**Objective:** Send back the records in full, character for character.

**Exercise data:**

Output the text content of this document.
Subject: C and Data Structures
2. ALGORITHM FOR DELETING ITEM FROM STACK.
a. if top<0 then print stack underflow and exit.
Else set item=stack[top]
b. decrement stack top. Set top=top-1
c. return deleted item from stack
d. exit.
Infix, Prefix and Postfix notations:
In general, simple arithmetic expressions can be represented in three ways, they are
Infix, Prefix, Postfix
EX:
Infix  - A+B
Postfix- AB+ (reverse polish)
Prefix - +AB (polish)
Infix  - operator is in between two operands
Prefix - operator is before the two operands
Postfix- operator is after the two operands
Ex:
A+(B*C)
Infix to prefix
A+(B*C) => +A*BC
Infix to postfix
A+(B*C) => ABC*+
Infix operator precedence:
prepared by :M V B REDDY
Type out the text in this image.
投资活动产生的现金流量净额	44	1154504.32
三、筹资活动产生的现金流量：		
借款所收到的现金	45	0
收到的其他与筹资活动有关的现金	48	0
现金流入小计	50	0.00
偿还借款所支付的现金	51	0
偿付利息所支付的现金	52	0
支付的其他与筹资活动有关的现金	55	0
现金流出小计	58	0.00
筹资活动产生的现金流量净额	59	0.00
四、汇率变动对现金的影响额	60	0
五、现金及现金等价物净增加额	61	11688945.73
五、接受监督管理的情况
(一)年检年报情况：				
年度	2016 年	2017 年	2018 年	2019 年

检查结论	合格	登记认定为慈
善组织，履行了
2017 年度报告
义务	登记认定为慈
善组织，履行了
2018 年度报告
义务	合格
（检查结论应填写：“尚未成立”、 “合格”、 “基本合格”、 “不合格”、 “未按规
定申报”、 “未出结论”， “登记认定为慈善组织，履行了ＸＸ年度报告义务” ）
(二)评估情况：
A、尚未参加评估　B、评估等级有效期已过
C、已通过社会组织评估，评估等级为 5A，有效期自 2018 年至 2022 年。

**Output of the exercise:**
Output the text content of this document.
Subject: C and Data Structures
2. ALGORITHM FOR DELETING ITEM FROM STACK.
a. if top<0 then print stack underflow and exit.
Else set item=stack[top]
b. decrement stack top. Set top=top-1
c. return deleted item from stack
d. exit.
Infix, Prefix and Postfix notations:
In general, simple arithmetic expressions can be represented in three ways, they are
Infix, Prefix, Postfix
EX:
Infix  - A+B
Postfix- AB+ (reverse polish)
Prefix - +AB (polish)
Infix  - operator is in between two operands
Prefix - operator is before the two operands
Postfix- operator is after the two operands
Ex:
A+(B*C)
Infix to prefix
A+(B*C) => +A*BC
Infix to postfix
A+(B*C) => ABC*+
Infix operator precedence:
prepared by :M V B REDDY
Type out the text in this image.
投资活动产生的现金流量净额	44	1154504.32
三、筹资活动产生的现金流量：		
借款所收到的现金	45	0
收到的其他与筹资活动有关的现金	48	0
现金流入小计	50	0.00
偿还借款所支付的现金	51	0
偿付利息所支付的现金	52	0
支付的其他与筹资活动有关的现金	55	0
现金流出小计	58	0.00
筹资活动产生的现金流量净额	59	0.00
四、汇率变动对现金的影响额	60	0
五、现金及现金等价物净增加额	61	11688945.73
五、接受监督管理的情况
(一)年检年报情况：				
年度	2016 年	2017 年	2018 年	2019 年

检查结论	合格	登记认定为慈
善组织，履行了
2017 年度报告
义务	登记认定为慈
善组织，履行了
2018 年度报告
义务	合格
（检查结论应填写：“尚未成立”、 “合格”、 “基本合格”、 “不合格”、 “未按规
定申报”、 “未出结论”， “登记认定为慈善组织，履行了ＸＸ年度报告义务” ）
(二)评估情况：
A、尚未参加评估　B、评估等级有效期已过
C、已通过社会组织评估，评估等级为 5A，有效期自 2018 年至 2022 年。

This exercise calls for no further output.